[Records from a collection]
◆ ◆ ◆

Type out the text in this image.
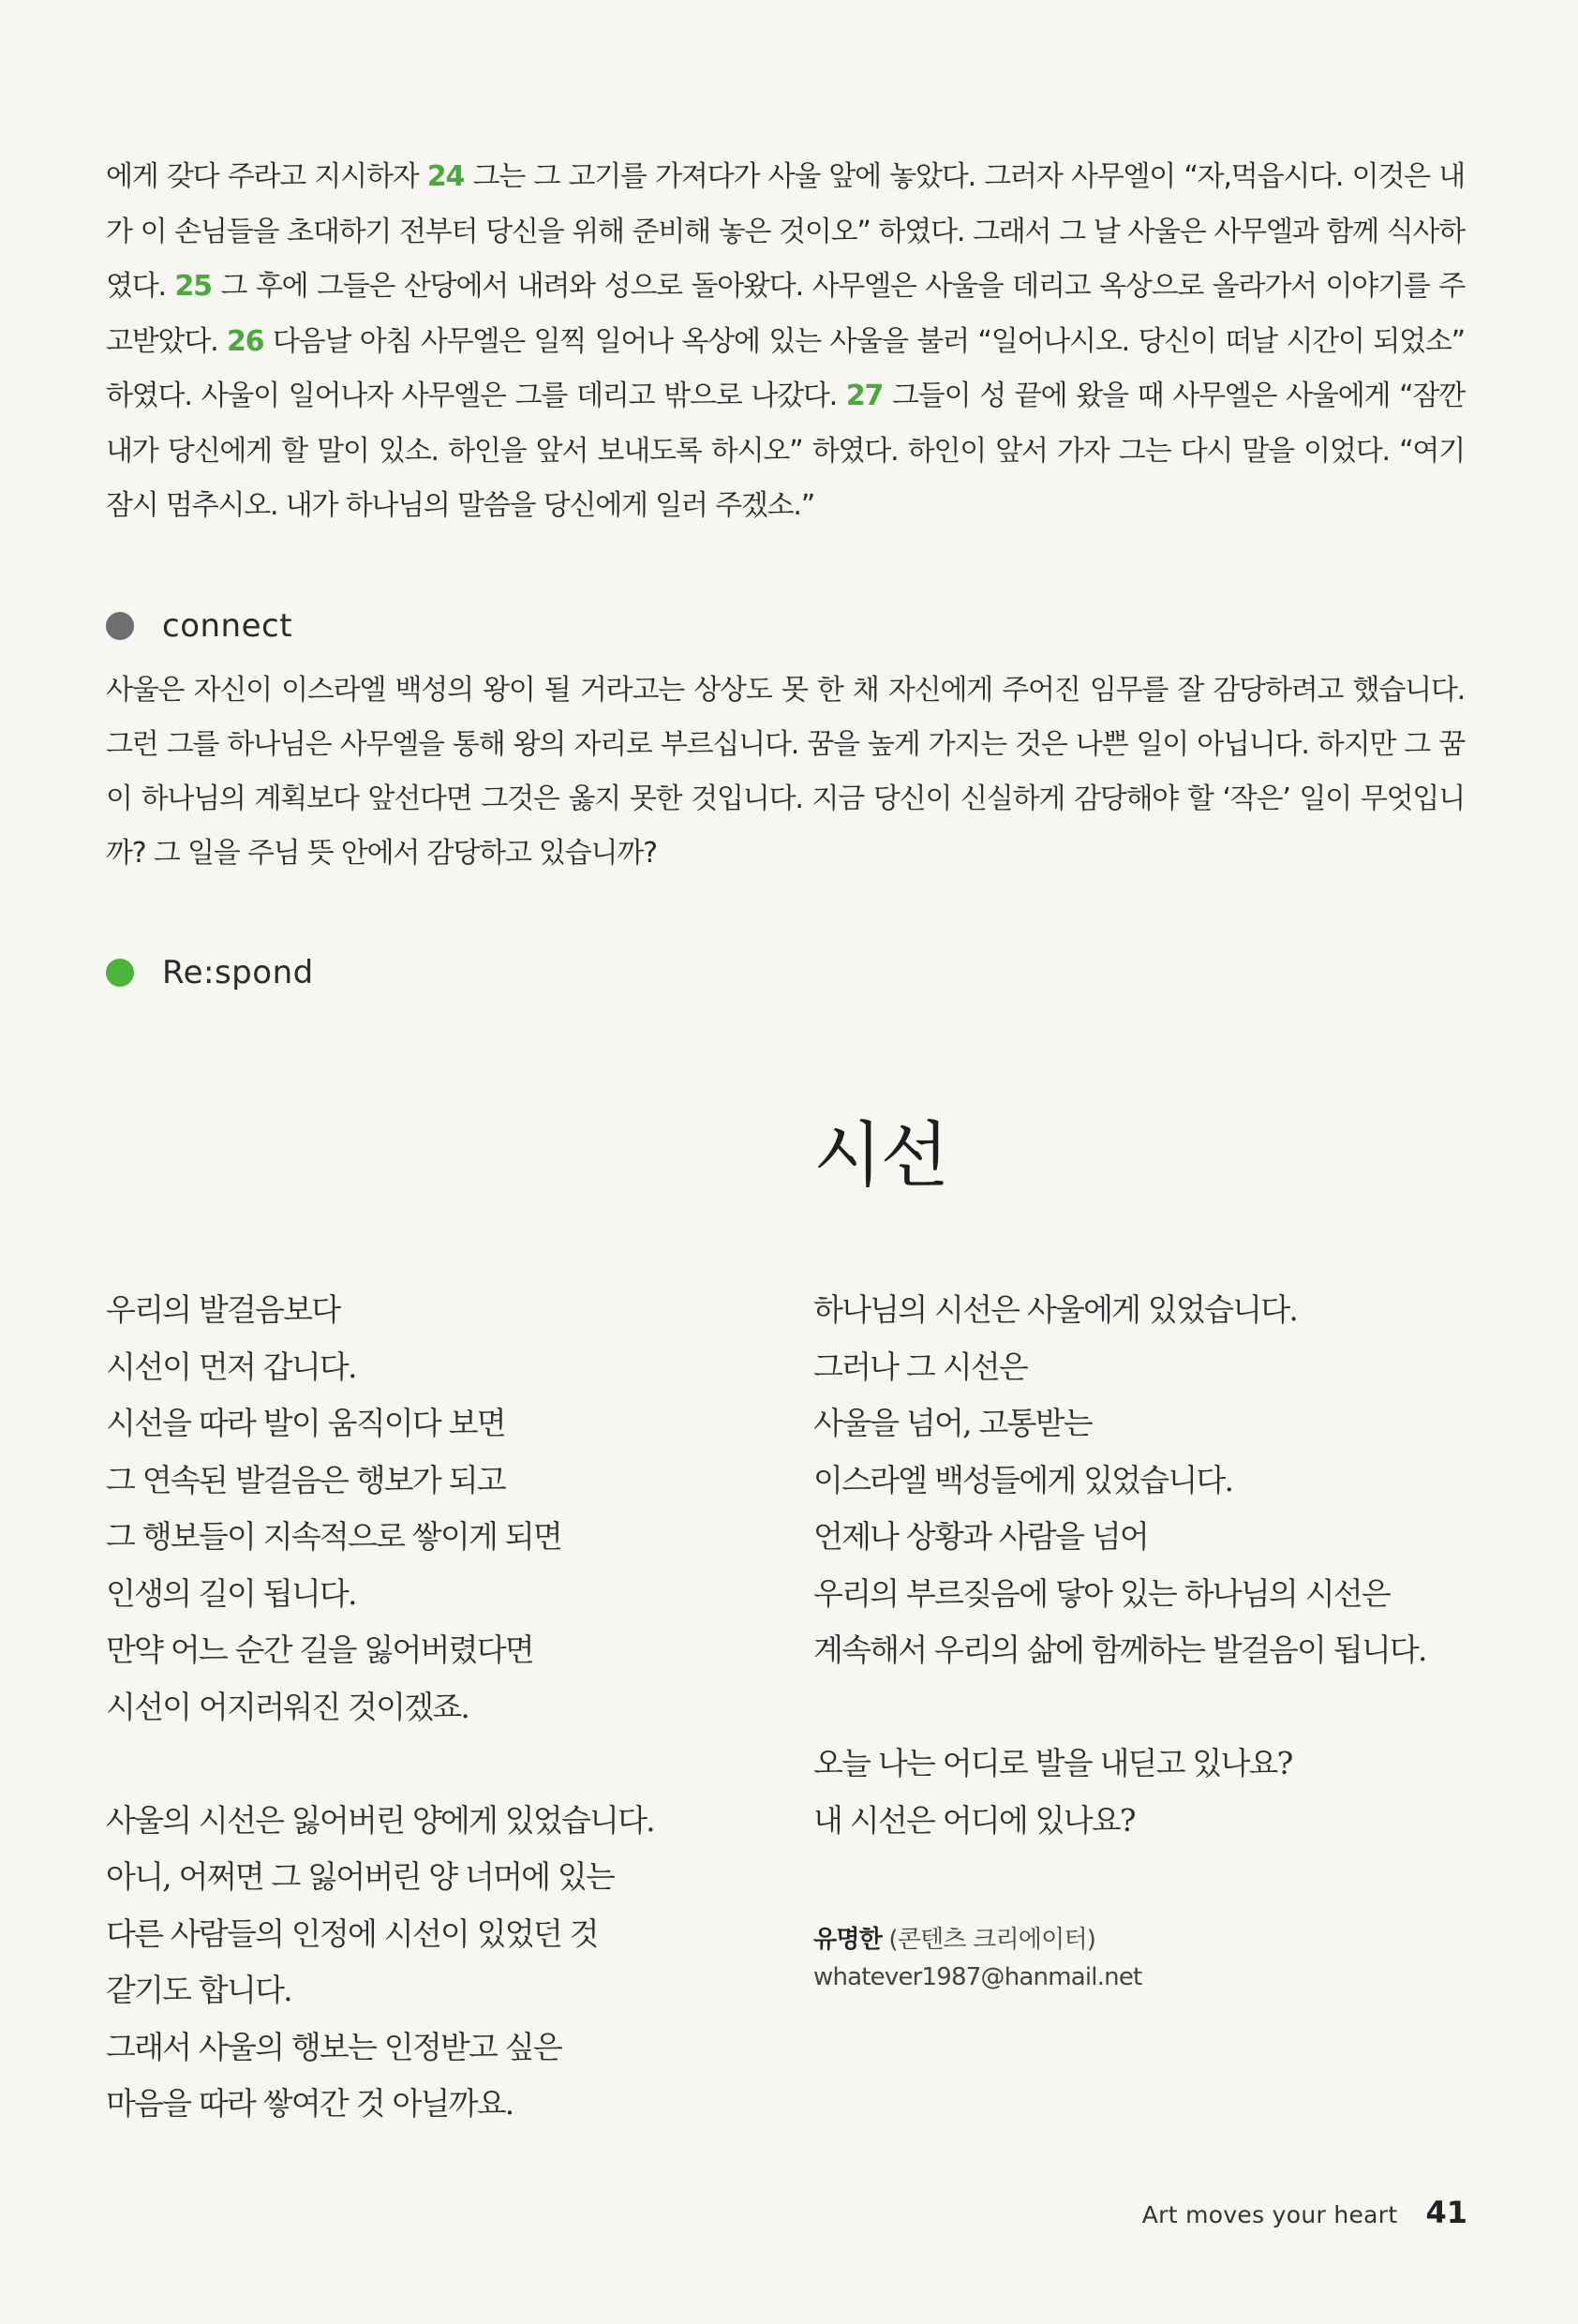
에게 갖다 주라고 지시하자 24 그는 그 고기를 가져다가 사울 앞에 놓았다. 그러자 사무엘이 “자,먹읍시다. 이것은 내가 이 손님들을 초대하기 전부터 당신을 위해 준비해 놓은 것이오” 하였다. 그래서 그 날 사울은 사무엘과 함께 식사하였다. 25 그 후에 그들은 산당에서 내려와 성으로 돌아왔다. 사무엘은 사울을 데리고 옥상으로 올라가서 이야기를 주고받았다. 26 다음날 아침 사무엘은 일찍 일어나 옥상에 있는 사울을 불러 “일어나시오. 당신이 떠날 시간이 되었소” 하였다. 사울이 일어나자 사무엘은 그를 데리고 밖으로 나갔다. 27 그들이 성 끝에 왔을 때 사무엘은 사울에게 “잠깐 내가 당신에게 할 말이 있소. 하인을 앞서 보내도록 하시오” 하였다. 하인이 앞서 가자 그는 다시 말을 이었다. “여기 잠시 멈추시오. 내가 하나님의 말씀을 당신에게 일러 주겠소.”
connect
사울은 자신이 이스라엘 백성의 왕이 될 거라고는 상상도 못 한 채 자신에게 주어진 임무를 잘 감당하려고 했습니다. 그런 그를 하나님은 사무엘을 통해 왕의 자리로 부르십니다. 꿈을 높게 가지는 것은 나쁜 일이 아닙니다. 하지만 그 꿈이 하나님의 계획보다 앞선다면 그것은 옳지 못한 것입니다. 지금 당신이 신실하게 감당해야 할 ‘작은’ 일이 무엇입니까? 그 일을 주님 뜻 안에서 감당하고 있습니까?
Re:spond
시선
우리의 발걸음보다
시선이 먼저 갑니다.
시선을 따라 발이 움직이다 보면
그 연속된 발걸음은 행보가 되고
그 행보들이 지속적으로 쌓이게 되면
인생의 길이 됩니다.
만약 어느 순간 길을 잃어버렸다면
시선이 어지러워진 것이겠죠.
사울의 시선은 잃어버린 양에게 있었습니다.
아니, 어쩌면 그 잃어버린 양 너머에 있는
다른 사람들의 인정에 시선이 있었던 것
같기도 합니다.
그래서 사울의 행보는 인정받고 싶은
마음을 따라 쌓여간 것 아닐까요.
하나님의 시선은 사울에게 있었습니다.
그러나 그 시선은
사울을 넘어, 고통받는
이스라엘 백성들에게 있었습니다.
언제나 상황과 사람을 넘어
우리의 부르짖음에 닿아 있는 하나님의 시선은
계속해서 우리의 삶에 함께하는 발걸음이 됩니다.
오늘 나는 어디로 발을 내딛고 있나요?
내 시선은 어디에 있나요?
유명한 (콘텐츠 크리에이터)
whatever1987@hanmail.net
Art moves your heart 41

◆ ◆ ◆

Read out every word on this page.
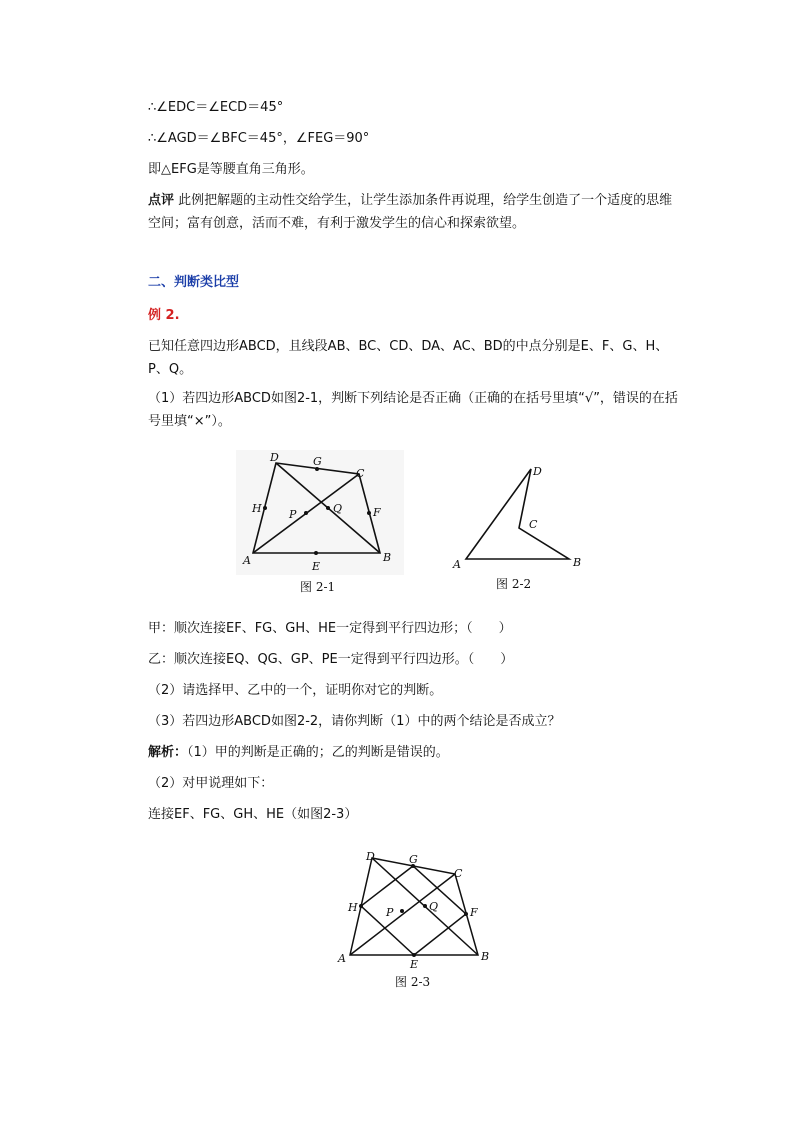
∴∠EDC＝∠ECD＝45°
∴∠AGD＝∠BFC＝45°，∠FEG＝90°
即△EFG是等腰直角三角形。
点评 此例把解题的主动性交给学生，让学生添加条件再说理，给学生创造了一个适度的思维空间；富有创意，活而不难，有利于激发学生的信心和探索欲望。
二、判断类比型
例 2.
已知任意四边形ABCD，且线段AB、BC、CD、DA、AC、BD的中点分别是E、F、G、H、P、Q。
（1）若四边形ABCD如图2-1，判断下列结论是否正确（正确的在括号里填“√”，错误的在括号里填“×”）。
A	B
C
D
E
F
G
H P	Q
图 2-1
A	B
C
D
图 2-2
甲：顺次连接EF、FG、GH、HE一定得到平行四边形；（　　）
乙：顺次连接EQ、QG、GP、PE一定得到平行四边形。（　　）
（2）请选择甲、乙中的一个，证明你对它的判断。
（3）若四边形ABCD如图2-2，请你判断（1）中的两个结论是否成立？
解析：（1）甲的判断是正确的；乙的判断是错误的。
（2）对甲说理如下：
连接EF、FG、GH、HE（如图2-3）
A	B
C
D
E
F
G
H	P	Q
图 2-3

◆ ◆ ◆

Give every line of the material that includes the string "this".

Type out the text in this image.
Read out every word on this page.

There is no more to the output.